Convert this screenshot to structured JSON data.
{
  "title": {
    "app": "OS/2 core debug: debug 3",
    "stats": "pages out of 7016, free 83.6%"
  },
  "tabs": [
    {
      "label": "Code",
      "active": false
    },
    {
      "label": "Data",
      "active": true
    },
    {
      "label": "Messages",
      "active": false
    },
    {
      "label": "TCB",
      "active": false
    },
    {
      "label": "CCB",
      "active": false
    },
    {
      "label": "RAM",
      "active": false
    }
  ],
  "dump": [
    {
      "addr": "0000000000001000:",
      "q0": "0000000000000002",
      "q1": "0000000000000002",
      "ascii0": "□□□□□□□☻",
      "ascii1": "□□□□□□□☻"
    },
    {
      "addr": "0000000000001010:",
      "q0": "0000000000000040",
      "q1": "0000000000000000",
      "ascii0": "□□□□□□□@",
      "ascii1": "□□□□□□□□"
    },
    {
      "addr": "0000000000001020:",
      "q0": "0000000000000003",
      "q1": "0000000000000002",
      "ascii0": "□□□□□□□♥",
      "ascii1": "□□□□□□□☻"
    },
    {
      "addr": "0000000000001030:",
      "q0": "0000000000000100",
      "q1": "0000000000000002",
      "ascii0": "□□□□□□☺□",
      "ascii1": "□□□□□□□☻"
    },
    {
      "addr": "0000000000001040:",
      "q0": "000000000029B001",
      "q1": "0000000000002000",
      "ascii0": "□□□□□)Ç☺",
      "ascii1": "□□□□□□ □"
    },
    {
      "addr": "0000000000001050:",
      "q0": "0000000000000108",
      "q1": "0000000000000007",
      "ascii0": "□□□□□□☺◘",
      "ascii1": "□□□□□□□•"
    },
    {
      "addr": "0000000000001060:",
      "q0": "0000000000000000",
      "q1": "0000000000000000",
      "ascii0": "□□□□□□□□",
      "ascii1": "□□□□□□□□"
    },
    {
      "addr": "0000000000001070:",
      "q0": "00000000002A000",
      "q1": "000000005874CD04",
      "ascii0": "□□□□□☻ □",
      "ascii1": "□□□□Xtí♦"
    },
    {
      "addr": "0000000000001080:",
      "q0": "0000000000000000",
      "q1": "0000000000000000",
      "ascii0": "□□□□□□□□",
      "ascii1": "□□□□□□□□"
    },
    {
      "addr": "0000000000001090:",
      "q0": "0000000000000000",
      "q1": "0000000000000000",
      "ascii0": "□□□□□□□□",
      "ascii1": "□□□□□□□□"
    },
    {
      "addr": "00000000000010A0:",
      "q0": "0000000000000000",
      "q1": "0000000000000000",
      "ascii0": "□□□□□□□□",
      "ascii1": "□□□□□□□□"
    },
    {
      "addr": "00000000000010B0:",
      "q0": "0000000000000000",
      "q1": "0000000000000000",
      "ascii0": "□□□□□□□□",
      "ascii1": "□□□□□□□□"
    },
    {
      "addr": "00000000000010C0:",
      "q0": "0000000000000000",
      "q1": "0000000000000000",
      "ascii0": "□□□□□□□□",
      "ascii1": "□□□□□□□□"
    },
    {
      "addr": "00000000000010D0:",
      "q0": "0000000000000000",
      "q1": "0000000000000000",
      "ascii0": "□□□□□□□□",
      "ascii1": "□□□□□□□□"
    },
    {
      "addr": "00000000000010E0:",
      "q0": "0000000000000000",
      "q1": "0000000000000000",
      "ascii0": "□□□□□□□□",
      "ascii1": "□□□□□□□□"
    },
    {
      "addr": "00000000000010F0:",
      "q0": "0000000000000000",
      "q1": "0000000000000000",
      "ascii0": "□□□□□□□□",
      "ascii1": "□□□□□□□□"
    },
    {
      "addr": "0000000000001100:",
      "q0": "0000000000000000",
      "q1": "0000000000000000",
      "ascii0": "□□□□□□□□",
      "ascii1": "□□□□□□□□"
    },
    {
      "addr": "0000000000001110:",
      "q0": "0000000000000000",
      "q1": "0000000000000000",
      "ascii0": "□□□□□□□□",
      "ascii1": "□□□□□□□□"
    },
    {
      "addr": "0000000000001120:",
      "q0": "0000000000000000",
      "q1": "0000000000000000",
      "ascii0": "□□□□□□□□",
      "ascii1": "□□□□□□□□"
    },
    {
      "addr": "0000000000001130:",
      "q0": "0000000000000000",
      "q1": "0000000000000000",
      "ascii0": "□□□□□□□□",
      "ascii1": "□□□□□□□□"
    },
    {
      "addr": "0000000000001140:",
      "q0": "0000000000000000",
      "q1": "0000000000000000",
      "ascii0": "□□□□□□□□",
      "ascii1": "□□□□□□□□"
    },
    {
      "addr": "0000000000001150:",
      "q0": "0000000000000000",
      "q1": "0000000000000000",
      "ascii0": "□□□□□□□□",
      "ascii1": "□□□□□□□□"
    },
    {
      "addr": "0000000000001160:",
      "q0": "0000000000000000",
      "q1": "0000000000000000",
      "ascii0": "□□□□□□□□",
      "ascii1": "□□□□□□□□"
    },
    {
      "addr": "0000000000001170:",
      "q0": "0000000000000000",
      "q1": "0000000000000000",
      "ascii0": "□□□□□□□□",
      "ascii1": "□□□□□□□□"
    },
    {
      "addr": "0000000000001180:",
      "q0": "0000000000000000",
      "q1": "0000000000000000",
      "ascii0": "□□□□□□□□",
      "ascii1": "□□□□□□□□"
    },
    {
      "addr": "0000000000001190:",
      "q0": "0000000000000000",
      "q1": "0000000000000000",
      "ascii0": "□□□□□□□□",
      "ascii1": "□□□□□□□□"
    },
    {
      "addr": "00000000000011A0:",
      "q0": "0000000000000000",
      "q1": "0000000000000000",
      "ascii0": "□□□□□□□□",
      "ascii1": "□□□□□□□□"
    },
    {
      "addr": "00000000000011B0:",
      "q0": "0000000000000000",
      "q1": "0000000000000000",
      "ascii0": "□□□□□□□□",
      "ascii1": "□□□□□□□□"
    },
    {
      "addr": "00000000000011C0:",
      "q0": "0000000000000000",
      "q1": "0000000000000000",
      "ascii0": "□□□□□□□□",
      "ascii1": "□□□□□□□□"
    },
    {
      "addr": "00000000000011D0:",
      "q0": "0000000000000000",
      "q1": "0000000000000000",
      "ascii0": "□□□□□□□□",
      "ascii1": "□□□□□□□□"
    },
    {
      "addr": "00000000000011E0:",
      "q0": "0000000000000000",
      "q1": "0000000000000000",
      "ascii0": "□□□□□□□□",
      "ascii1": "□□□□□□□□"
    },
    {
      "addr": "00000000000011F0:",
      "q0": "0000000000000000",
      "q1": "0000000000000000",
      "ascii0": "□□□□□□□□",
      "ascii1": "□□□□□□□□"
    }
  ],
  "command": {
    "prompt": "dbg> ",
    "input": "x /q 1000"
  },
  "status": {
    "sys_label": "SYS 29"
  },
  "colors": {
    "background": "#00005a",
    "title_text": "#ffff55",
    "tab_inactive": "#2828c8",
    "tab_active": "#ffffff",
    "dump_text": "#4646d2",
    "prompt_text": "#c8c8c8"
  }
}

^^^^

#### Set problem
Exactly reproduce the material above.

#### Written reply
Convert this screenshot to structured JSON data.
{
  "title": {
    "app": "OS/2 core debug: debug 3",
    "stats": "pages out of 7016, free 83.6%"
  },
  "tabs": [
    {
      "label": "Code",
      "active": false
    },
    {
      "label": "Data",
      "active": true
    },
    {
      "label": "Messages",
      "active": false
    },
    {
      "label": "TCB",
      "active": false
    },
    {
      "label": "CCB",
      "active": false
    },
    {
      "label": "RAM",
      "active": false
    }
  ],
  "dump": [
    {
      "addr": "0000000000001000:",
      "q0": "0000000000000002",
      "q1": "0000000000000002",
      "ascii0": "□□□□□□□☻",
      "ascii1": "□□□□□□□☻"
    },
    {
      "addr": "0000000000001010:",
      "q0": "0000000000000040",
      "q1": "0000000000000000",
      "ascii0": "□□□□□□□@",
      "ascii1": "□□□□□□□□"
    },
    {
      "addr": "0000000000001020:",
      "q0": "0000000000000003",
      "q1": "0000000000000002",
      "ascii0": "□□□□□□□♥",
      "ascii1": "□□□□□□□☻"
    },
    {
      "addr": "0000000000001030:",
      "q0": "0000000000000100",
      "q1": "0000000000000002",
      "ascii0": "□□□□□□☺□",
      "ascii1": "□□□□□□□☻"
    },
    {
      "addr": "0000000000001040:",
      "q0": "000000000029B001",
      "q1": "0000000000002000",
      "ascii0": "□□□□□)Ç☺",
      "ascii1": "□□□□□□ □"
    },
    {
      "addr": "0000000000001050:",
      "q0": "0000000000000108",
      "q1": "0000000000000007",
      "ascii0": "□□□□□□☺◘",
      "ascii1": "□□□□□□□•"
    },
    {
      "addr": "0000000000001060:",
      "q0": "0000000000000000",
      "q1": "0000000000000000",
      "ascii0": "□□□□□□□□",
      "ascii1": "□□□□□□□□"
    },
    {
      "addr": "0000000000001070:",
      "q0": "00000000002A000",
      "q1": "000000005874CD04",
      "ascii0": "□□□□□☻ □",
      "ascii1": "□□□□Xtí♦"
    },
    {
      "addr": "0000000000001080:",
      "q0": "0000000000000000",
      "q1": "0000000000000000",
      "ascii0": "□□□□□□□□",
      "ascii1": "□□□□□□□□"
    },
    {
      "addr": "0000000000001090:",
      "q0": "0000000000000000",
      "q1": "0000000000000000",
      "ascii0": "□□□□□□□□",
      "ascii1": "□□□□□□□□"
    },
    {
      "addr": "00000000000010A0:",
      "q0": "0000000000000000",
      "q1": "0000000000000000",
      "ascii0": "□□□□□□□□",
      "ascii1": "□□□□□□□□"
    },
    {
      "addr": "00000000000010B0:",
      "q0": "0000000000000000",
      "q1": "0000000000000000",
      "ascii0": "□□□□□□□□",
      "ascii1": "□□□□□□□□"
    },
    {
      "addr": "00000000000010C0:",
      "q0": "0000000000000000",
      "q1": "0000000000000000",
      "ascii0": "□□□□□□□□",
      "ascii1": "□□□□□□□□"
    },
    {
      "addr": "00000000000010D0:",
      "q0": "0000000000000000",
      "q1": "0000000000000000",
      "ascii0": "□□□□□□□□",
      "ascii1": "□□□□□□□□"
    },
    {
      "addr": "00000000000010E0:",
      "q0": "0000000000000000",
      "q1": "0000000000000000",
      "ascii0": "□□□□□□□□",
      "ascii1": "□□□□□□□□"
    },
    {
      "addr": "00000000000010F0:",
      "q0": "0000000000000000",
      "q1": "0000000000000000",
      "ascii0": "□□□□□□□□",
      "ascii1": "□□□□□□□□"
    },
    {
      "addr": "0000000000001100:",
      "q0": "0000000000000000",
      "q1": "0000000000000000",
      "ascii0": "□□□□□□□□",
      "ascii1": "□□□□□□□□"
    },
    {
      "addr": "0000000000001110:",
      "q0": "0000000000000000",
      "q1": "0000000000000000",
      "ascii0": "□□□□□□□□",
      "ascii1": "□□□□□□□□"
    },
    {
      "addr": "0000000000001120:",
      "q0": "0000000000000000",
      "q1": "0000000000000000",
      "ascii0": "□□□□□□□□",
      "ascii1": "□□□□□□□□"
    },
    {
      "addr": "0000000000001130:",
      "q0": "0000000000000000",
      "q1": "0000000000000000",
      "ascii0": "□□□□□□□□",
      "ascii1": "□□□□□□□□"
    },
    {
      "addr": "0000000000001140:",
      "q0": "0000000000000000",
      "q1": "0000000000000000",
      "ascii0": "□□□□□□□□",
      "ascii1": "□□□□□□□□"
    },
    {
      "addr": "0000000000001150:",
      "q0": "0000000000000000",
      "q1": "0000000000000000",
      "ascii0": "□□□□□□□□",
      "ascii1": "□□□□□□□□"
    },
    {
      "addr": "0000000000001160:",
      "q0": "0000000000000000",
      "q1": "0000000000000000",
      "ascii0": "□□□□□□□□",
      "ascii1": "□□□□□□□□"
    },
    {
      "addr": "0000000000001170:",
      "q0": "0000000000000000",
      "q1": "0000000000000000",
      "ascii0": "□□□□□□□□",
      "ascii1": "□□□□□□□□"
    },
    {
      "addr": "0000000000001180:",
      "q0": "0000000000000000",
      "q1": "0000000000000000",
      "ascii0": "□□□□□□□□",
      "ascii1": "□□□□□□□□"
    },
    {
      "addr": "0000000000001190:",
      "q0": "0000000000000000",
      "q1": "0000000000000000",
      "ascii0": "□□□□□□□□",
      "ascii1": "□□□□□□□□"
    },
    {
      "addr": "00000000000011A0:",
      "q0": "0000000000000000",
      "q1": "0000000000000000",
      "ascii0": "□□□□□□□□",
      "ascii1": "□□□□□□□□"
    },
    {
      "addr": "00000000000011B0:",
      "q0": "0000000000000000",
      "q1": "0000000000000000",
      "ascii0": "□□□□□□□□",
      "ascii1": "□□□□□□□□"
    },
    {
      "addr": "00000000000011C0:",
      "q0": "0000000000000000",
      "q1": "0000000000000000",
      "ascii0": "□□□□□□□□",
      "ascii1": "□□□□□□□□"
    },
    {
      "addr": "00000000000011D0:",
      "q0": "0000000000000000",
      "q1": "0000000000000000",
      "ascii0": "□□□□□□□□",
      "ascii1": "□□□□□□□□"
    },
    {
      "addr": "00000000000011E0:",
      "q0": "0000000000000000",
      "q1": "0000000000000000",
      "ascii0": "□□□□□□□□",
      "ascii1": "□□□□□□□□"
    },
    {
      "addr": "00000000000011F0:",
      "q0": "0000000000000000",
      "q1": "0000000000000000",
      "ascii0": "□□□□□□□□",
      "ascii1": "□□□□□□□□"
    }
  ],
  "command": {
    "prompt": "dbg> ",
    "input": "x /q 1000"
  },
  "status": {
    "sys_label": "SYS 29"
  },
  "colors": {
    "background": "#00005a",
    "title_text": "#ffff55",
    "tab_inactive": "#2828c8",
    "tab_active": "#ffffff",
    "dump_text": "#4646d2",
    "prompt_text": "#c8c8c8"
  }
}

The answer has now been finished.